[Begin]

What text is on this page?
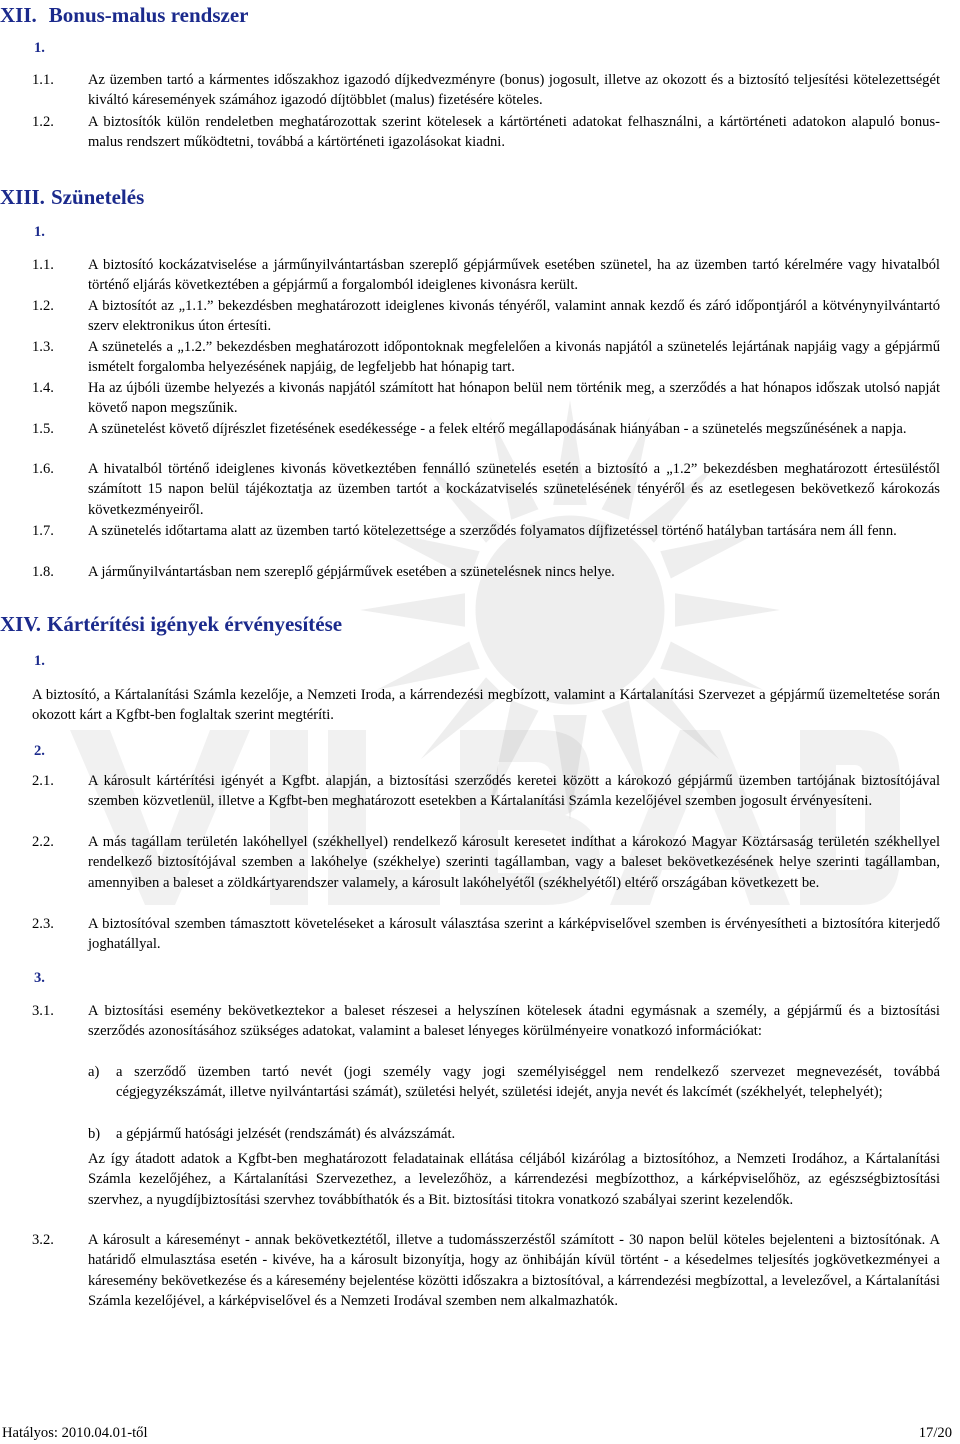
XII. Bonus-malus rendszer
1.
1.1. Az üzemben tartó a kármentes időszakhoz igazodó díjkedvezményre (bonus) jogosult, illetve az okozott és a biztosító teljesítési kötelezettségét kiváltó káresemények számához igazodó díjtöbblet (malus) fizetésére köteles.
1.2. A biztosítók külön rendeletben meghatározottak szerint kötelesek a kártörténeti adatokat felhasználni, a kártörténeti adatokon alapuló bonus-malus rendszert működtetni, továbbá a kártörténeti igazolásokat kiadni.
XIII. Szünetelés
1.
1.1. A biztosító kockázatviselése a járműnyilvántartásban szereplő gépjárművek esetében szünetel, ha az üzemben tartó kérelmére vagy hivatalból történő eljárás következtében a gépjármű a forgalomból ideiglenes kivonásra került.
1.2. A biztosítót az „1.1.” bekezdésben meghatározott ideiglenes kivonás tényéről, valamint annak kezdő és záró időpontjáról a kötvénynyilvántartó szerv elektronikus úton értesíti.
1.3. A szünetelés a „1.2.” bekezdésben meghatározott időpontoknak megfelelően a kivonás napjától a szünetelés lejártának napjáig vagy a gépjármű ismételt forgalomba helyezésének napjáig, de legfeljebb hat hónapig tart.
1.4. Ha az újbóli üzembe helyezés a kivonás napjától számított hat hónapon belül nem történik meg, a szerződés a hat hónapos időszak utolsó napját követő napon megszűnik.
1.5. A szünetelést követő díjrészlet fizetésének esedékessége - a felek eltérő megállapodásának hiányában - a szünetelés megszűnésének a napja.
1.6. A hivatalból történő ideiglenes kivonás következtében fennálló szünetelés esetén a biztosító a „1.2” bekezdésben meghatározott értesüléstől számított 15 napon belül tájékoztatja az üzemben tartót a kockázatviselés szünetelésének tényéről és az esetlegesen bekövetkező károkozás következményeiről.
1.7. A szünetelés időtartama alatt az üzemben tartó kötelezettsége a szerződés folyamatos díjfizetéssel történő hatályban tartására nem áll fenn.
1.8. A járműnyilvántartásban nem szereplő gépjárművek esetében a szünetelésnek nincs helye.
XIV. Kártérítési igények érvényesítése
1.
A biztosító, a Kártalanítási Számla kezelője, a Nemzeti Iroda, a kárrendezési megbízott, valamint a Kártalanítási Szervezet a gépjármű üzemeltetése során okozott kárt a Kgfbt-ben foglaltak szerint megtéríti.
2.
2.1. A károsult kártérítési igényét a Kgfbt. alapján, a biztosítási szerződés keretei között a károkozó gépjármű üzemben tartójának biztosítójával szemben közvetlenül, illetve a Kgfbt-ben meghatározott esetekben a Kártalanítási Számla kezelőjével szemben jogosult érvényesíteni.
2.2. A más tagállam területén lakóhellyel (székhellyel) rendelkező károsult keresetet indíthat a károkozó Magyar Köztársaság területén székhellyel rendelkező biztosítójával szemben a lakóhelye (székhelye) szerinti tagállamban, vagy a baleset bekövetkezésének helye szerinti tagállamban, amennyiben a baleset a zöldkártyarendszer valamely, a károsult lakóhelyétől (székhelyétől) eltérő országában következett be.
2.3. A biztosítóval szemben támasztott követeléseket a károsult választása szerint a kárképviselővel szemben is érvényesítheti a biztosítóra kiterjedő joghatállyal.
3.
3.1. A biztosítási esemény bekövetkeztekor a baleset részesei a helyszínen kötelesek átadni egymásnak a személy, a gépjármű és a biztosítási szerződés azonosításához szükséges adatokat, valamint a baleset lényeges körülményeire vonatkozó információkat:
a) a szerződő üzemben tartó nevét (jogi személy vagy jogi személyiséggel nem rendelkező szervezet megnevezését, továbbá cégjegyzékszámát, illetve nyilvántartási számát), születési helyét, születési idejét, anyja nevét és lakcímét (székhelyét, telephelyét);
b) a gépjármű hatósági jelzését (rendszámát) és alvázszámát.
Az így átadott adatok a Kgfbt-ben meghatározott feladatainak ellátása céljából kizárólag a biztosítóhoz, a Nemzeti Irodához, a Kártalanítási Számla kezelőjéhez, a Kártalanítási Szervezethez, a levelezőhöz, a kárrendezési megbízotthoz, a kárképviselőhöz, az egészségbiztosítási szervhez, a nyugdíjbiztosítási szervhez továbbíthatók és a Bit. biztosítási titokra vonatkozó szabályai szerint kezelendők.
3.2. A károsult a káreseményt - annak bekövetkeztétől, illetve a tudomásszerzéstől számított - 30 napon belül köteles bejelenteni a biztosítónak. A határidő elmulasztása esetén - kivéve, ha a károsult bizonyítja, hogy az önhibáján kívül történt - a késedelmes teljesítés jogkövetkezményei a káresemény bekövetkezése és a káresemény bejelentése közötti időszakra a biztosítóval, a kárrendezési megbízottal, a levelezővel, a Kártalanítási Számla kezelőjével, a kárképviselővel és a Nemzeti Irodával szemben nem alkalmazhatók.
Hatályos: 2010.04.01-től	17/20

[End]

Aim of the task
Search the data for "bekezdésben". Copy every line that has it.

Final result
1.2. A biztosítót az „1.1.” bekezdésben meghatározott ideiglenes kivonás tényéről, valamint annak kezdő és záró időpontjáról a kötvénynyilvántartó szerv elektronikus úton értesíti.
1.3. A szünetelés a „1.2.” bekezdésben meghatározott időpontoknak megfelelően a kivonás napjától a szünetelés lejártának napjáig vagy a gépjármű ismételt forgalomba helyezésének napjáig, de legfeljebb hat hónapig tart.
1.6. A hivatalból történő ideiglenes kivonás következtében fennálló szünetelés esetén a biztosító a „1.2” bekezdésben meghatározott értesüléstől számított 15 napon belül tájékoztatja az üzemben tartót a kockázatviselés szünetelésének tényéről és az esetlegesen bekövetkező károkozás következményeiről.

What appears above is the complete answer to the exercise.